[Exercise description] Pull out each line of the data that includes the word "this".

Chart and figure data
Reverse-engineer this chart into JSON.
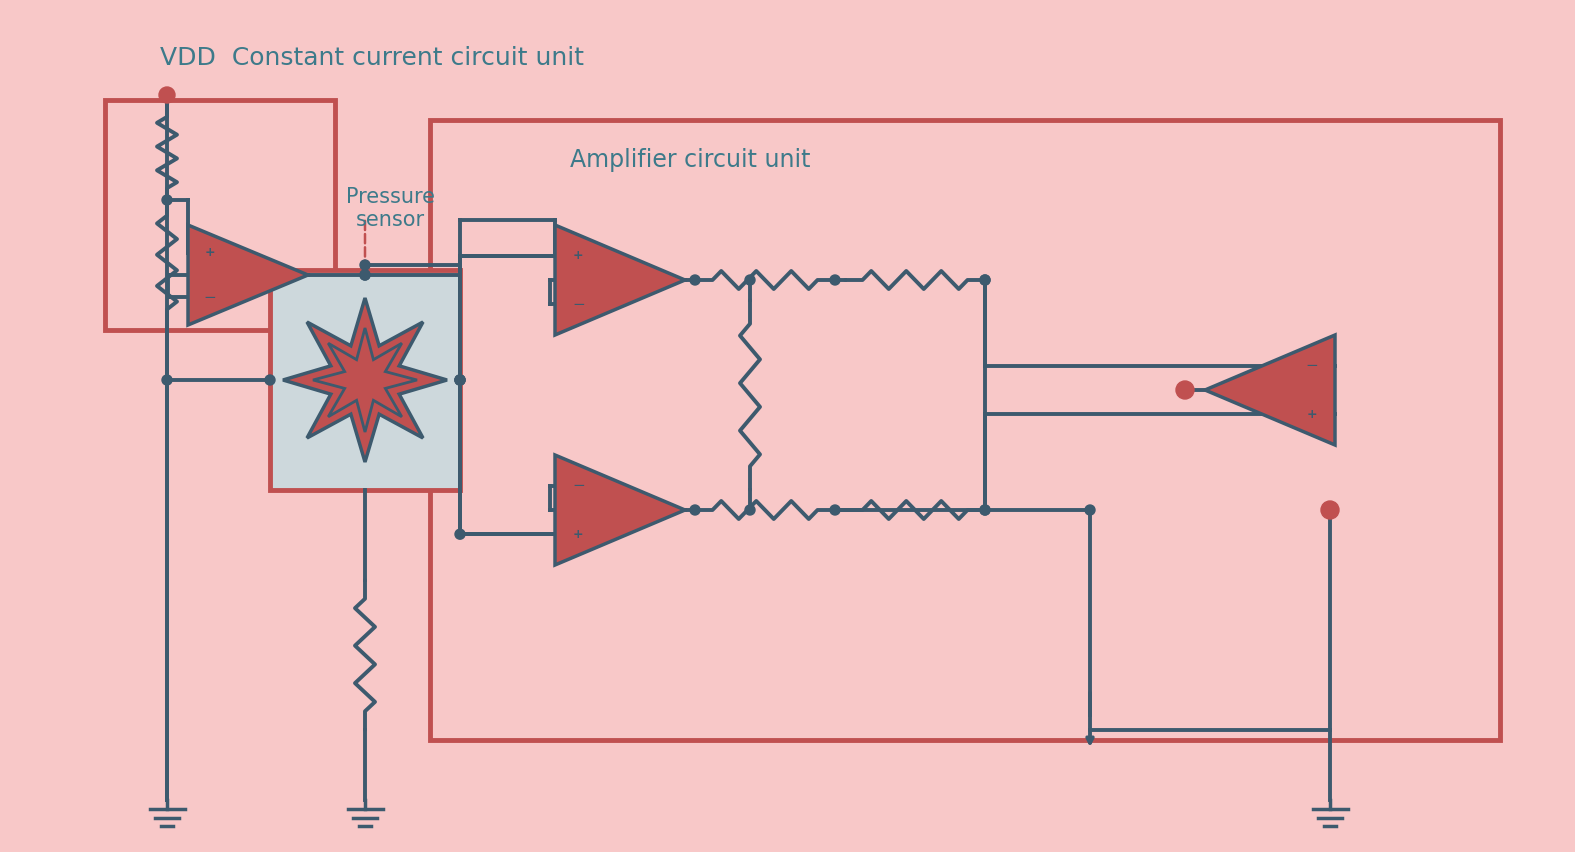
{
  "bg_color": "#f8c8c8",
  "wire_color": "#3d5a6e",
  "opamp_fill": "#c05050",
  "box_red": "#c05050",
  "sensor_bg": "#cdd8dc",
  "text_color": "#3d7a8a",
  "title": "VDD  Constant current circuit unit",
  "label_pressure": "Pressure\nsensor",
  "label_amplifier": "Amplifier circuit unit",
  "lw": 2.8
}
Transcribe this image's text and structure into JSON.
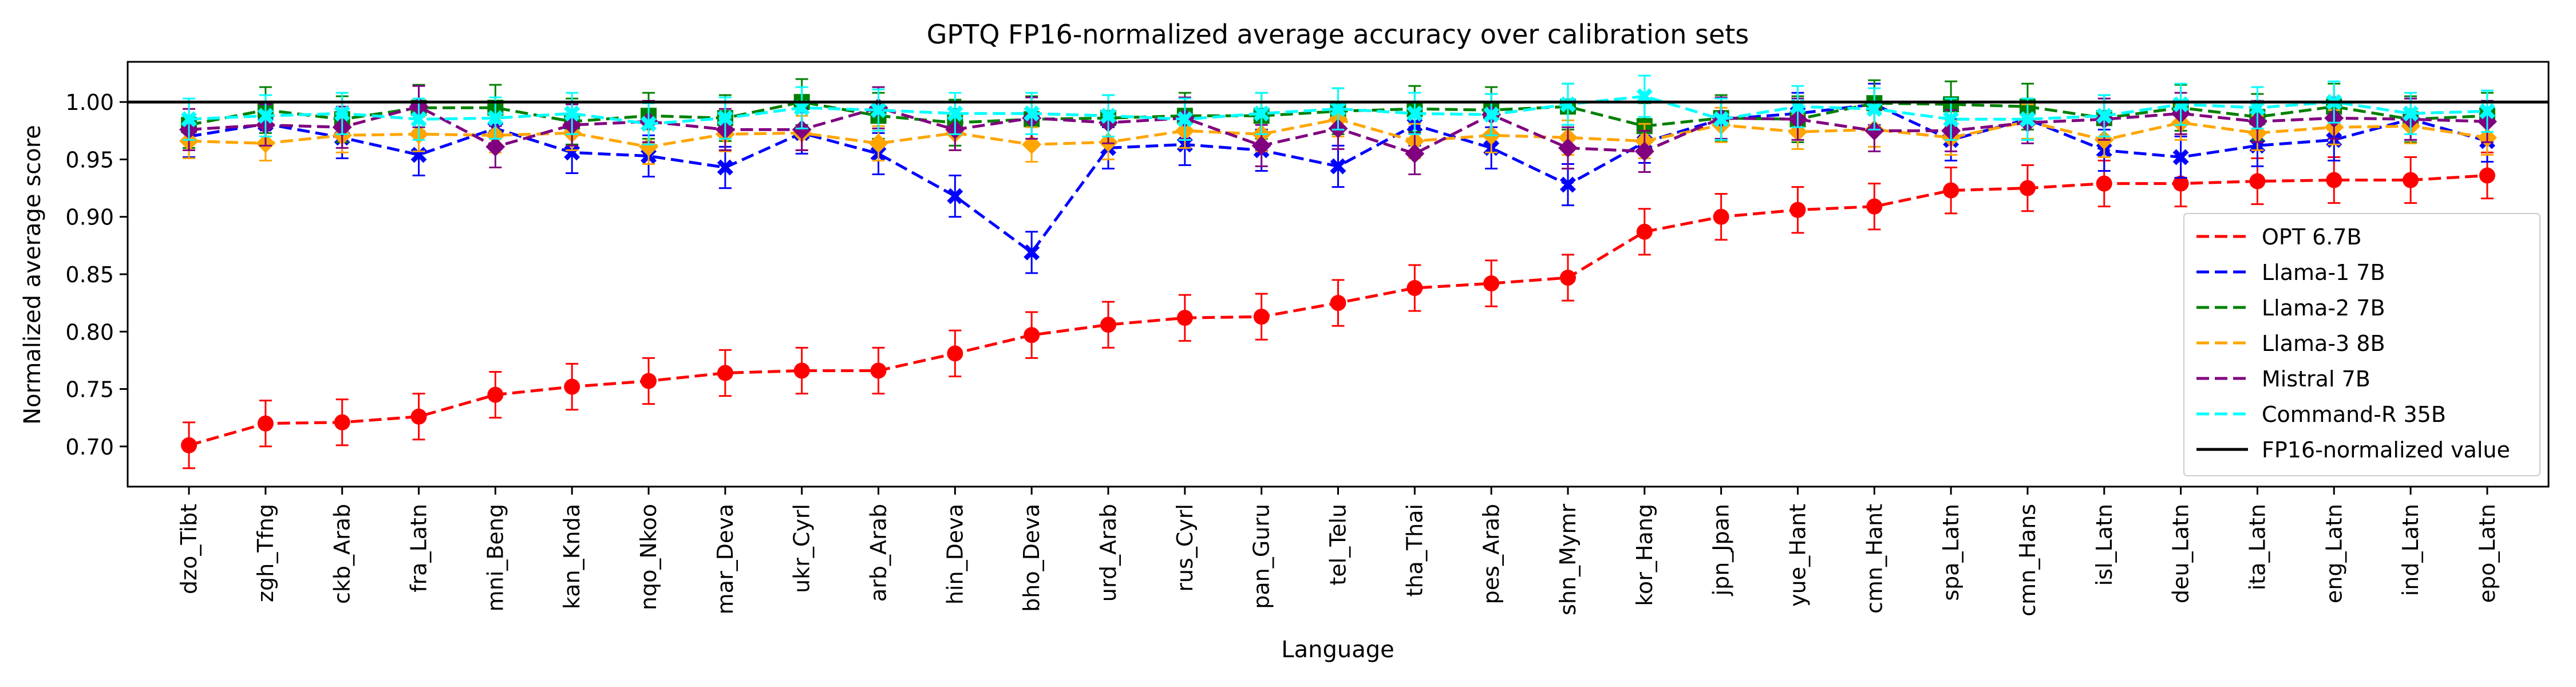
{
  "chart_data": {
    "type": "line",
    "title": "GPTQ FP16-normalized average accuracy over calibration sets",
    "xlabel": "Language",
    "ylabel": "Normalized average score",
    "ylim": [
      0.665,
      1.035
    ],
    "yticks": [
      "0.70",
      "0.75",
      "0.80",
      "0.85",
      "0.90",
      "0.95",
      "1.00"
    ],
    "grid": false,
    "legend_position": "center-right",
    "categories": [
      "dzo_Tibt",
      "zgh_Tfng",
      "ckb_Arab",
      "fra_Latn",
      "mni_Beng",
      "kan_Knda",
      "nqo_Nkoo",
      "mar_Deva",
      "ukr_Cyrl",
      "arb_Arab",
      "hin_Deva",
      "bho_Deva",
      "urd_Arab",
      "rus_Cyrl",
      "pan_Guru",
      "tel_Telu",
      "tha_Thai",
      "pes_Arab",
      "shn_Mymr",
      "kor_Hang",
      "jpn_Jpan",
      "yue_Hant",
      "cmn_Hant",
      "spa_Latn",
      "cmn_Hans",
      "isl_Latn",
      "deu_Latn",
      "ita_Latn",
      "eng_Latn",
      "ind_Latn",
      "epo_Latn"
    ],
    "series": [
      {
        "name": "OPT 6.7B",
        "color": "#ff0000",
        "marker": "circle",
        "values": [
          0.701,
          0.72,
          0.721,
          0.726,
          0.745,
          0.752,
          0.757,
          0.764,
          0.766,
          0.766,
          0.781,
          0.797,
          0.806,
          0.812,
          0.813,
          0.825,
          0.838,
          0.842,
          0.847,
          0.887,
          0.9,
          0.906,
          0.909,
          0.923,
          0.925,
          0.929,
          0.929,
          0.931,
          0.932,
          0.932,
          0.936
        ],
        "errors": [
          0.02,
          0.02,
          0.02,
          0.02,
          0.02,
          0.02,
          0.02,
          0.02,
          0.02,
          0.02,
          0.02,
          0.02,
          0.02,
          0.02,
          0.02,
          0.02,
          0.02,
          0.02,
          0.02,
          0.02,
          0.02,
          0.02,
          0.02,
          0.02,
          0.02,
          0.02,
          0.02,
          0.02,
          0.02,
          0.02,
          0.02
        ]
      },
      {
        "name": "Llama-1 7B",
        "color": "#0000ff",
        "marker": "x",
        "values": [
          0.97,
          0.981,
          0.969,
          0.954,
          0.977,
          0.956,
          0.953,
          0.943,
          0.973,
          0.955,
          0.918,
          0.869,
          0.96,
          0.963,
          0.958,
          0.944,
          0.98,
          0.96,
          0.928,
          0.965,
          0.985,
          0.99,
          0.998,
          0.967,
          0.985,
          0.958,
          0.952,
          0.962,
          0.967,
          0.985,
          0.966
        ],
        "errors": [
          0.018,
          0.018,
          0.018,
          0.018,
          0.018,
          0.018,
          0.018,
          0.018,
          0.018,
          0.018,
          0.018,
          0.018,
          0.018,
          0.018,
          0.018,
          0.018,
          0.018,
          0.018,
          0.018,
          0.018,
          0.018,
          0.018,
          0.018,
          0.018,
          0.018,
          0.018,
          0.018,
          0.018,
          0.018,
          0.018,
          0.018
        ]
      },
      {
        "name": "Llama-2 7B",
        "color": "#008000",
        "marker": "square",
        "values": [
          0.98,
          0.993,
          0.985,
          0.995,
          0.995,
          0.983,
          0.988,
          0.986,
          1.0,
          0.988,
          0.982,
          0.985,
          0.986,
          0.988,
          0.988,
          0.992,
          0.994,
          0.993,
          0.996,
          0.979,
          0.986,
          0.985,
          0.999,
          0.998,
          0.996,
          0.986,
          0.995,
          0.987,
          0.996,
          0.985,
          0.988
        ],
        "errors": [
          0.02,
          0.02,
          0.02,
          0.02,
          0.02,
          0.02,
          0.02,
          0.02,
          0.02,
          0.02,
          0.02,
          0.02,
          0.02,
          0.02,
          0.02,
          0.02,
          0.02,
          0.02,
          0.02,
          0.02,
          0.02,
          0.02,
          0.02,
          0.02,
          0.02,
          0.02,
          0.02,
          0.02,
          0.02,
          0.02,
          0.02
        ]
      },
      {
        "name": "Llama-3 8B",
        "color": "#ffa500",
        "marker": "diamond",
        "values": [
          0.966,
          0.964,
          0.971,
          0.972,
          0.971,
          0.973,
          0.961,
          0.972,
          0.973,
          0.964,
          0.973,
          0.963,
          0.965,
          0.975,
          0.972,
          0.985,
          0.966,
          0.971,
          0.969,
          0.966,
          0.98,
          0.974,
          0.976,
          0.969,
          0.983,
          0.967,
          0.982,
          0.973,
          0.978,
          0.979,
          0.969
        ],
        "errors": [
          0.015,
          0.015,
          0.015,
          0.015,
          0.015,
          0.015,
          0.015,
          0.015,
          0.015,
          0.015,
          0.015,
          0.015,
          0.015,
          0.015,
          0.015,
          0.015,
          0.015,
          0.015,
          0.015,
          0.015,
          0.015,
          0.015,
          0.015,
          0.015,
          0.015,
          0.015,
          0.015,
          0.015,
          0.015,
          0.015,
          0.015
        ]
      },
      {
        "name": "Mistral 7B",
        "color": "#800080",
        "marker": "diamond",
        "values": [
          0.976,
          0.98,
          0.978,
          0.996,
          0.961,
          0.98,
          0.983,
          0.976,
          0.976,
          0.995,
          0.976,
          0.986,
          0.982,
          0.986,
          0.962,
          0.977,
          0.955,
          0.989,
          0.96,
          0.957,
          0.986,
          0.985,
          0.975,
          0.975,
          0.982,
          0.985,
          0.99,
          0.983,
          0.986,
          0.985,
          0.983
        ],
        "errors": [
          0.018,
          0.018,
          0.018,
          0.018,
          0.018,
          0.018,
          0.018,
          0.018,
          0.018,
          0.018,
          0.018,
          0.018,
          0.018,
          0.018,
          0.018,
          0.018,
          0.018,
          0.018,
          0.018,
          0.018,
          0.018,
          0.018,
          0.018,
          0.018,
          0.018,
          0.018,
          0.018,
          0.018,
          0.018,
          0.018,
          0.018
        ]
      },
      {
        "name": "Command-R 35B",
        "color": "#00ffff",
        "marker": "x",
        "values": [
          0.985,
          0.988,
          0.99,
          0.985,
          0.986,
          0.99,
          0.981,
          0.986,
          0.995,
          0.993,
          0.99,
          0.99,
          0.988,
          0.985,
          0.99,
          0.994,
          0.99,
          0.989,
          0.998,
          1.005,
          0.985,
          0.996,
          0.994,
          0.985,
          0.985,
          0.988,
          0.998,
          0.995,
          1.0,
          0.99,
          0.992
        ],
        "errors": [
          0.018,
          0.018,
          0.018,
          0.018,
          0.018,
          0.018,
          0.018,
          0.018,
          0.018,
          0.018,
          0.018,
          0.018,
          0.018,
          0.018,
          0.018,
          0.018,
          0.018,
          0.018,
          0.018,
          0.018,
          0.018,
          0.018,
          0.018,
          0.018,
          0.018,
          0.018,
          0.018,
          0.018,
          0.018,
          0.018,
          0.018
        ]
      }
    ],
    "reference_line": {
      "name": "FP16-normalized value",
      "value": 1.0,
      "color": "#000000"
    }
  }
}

---

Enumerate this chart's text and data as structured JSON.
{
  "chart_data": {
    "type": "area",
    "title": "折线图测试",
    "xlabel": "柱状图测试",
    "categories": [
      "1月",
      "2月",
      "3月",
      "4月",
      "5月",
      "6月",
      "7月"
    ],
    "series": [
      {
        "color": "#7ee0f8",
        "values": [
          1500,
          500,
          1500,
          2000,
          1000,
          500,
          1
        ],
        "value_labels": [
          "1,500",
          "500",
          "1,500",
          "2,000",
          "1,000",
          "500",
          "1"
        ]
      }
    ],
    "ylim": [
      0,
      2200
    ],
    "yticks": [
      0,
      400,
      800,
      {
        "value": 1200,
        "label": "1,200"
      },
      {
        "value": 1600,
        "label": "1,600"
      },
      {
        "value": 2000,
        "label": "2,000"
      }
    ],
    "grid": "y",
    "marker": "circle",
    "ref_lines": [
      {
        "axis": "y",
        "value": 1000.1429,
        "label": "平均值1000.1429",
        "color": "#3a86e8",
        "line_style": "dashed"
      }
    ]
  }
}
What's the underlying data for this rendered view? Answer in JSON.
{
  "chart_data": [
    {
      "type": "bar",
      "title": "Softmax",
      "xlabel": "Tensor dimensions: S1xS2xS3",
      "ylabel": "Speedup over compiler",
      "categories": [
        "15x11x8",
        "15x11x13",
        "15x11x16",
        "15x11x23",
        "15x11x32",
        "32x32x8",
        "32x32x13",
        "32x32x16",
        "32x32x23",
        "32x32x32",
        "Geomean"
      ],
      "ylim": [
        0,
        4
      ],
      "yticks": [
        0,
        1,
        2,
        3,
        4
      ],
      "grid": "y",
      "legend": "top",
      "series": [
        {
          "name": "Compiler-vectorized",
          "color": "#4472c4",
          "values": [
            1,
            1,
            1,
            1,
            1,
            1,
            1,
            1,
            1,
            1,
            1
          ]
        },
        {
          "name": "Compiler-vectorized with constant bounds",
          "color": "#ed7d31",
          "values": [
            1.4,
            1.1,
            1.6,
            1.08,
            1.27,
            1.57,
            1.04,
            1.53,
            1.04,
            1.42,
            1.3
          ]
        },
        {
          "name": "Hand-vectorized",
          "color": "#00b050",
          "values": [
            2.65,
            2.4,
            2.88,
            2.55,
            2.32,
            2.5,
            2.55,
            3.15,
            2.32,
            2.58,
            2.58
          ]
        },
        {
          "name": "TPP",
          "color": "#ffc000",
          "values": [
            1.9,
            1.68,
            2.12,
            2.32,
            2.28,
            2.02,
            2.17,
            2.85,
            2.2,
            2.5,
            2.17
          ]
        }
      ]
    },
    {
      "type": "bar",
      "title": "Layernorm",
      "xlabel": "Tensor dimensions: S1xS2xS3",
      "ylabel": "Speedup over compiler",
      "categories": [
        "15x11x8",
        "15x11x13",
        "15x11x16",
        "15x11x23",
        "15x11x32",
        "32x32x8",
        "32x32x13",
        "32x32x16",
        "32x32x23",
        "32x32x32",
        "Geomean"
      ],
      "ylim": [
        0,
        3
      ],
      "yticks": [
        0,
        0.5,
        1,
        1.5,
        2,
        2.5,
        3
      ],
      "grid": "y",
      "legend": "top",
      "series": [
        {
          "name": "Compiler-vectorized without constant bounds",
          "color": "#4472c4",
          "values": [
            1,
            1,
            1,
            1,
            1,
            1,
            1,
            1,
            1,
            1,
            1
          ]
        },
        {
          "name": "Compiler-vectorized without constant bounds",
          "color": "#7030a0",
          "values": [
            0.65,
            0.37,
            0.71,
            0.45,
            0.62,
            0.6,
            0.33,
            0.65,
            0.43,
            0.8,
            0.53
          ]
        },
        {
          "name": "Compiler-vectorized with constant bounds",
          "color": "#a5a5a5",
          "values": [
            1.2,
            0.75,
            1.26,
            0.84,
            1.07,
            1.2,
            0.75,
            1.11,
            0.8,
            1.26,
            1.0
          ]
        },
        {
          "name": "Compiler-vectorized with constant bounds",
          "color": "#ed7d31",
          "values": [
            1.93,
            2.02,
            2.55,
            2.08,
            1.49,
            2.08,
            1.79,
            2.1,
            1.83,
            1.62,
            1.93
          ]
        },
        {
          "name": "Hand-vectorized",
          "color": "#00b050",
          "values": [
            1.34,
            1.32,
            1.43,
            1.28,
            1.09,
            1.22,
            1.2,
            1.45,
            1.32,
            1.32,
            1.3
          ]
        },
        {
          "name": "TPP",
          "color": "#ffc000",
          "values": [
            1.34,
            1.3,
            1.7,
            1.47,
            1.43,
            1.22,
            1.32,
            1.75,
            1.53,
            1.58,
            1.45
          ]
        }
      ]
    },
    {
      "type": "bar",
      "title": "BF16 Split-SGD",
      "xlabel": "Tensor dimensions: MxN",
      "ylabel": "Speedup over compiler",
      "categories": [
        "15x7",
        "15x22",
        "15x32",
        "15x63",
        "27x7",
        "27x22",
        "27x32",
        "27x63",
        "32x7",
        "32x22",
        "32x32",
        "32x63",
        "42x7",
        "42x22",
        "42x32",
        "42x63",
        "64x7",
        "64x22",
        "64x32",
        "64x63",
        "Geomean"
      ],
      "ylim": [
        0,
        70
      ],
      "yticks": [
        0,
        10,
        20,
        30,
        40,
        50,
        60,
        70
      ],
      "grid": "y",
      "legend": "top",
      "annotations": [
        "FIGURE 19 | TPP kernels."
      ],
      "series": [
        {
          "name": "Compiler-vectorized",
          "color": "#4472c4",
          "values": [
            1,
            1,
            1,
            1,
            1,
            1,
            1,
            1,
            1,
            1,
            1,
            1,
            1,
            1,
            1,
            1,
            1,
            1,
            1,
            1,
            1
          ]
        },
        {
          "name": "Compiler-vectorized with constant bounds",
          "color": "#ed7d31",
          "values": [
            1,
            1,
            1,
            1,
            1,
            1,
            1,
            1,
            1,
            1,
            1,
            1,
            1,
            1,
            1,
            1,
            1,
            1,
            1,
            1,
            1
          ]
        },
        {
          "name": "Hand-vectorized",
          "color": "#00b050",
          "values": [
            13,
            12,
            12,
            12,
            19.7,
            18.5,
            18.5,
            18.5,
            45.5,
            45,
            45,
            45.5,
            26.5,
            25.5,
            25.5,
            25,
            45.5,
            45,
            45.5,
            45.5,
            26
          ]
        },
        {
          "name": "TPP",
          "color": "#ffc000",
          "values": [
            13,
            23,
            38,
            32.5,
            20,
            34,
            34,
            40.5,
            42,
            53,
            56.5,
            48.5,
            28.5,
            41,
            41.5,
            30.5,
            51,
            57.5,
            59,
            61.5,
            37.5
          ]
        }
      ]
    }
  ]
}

[Expected output]
Reverse-engineer this chart into JSON.
Transcribe this image's text and structure into JSON.
Enumerate this chart's text and data as structured JSON.
What's the underlying data for this rendered view? Answer in JSON.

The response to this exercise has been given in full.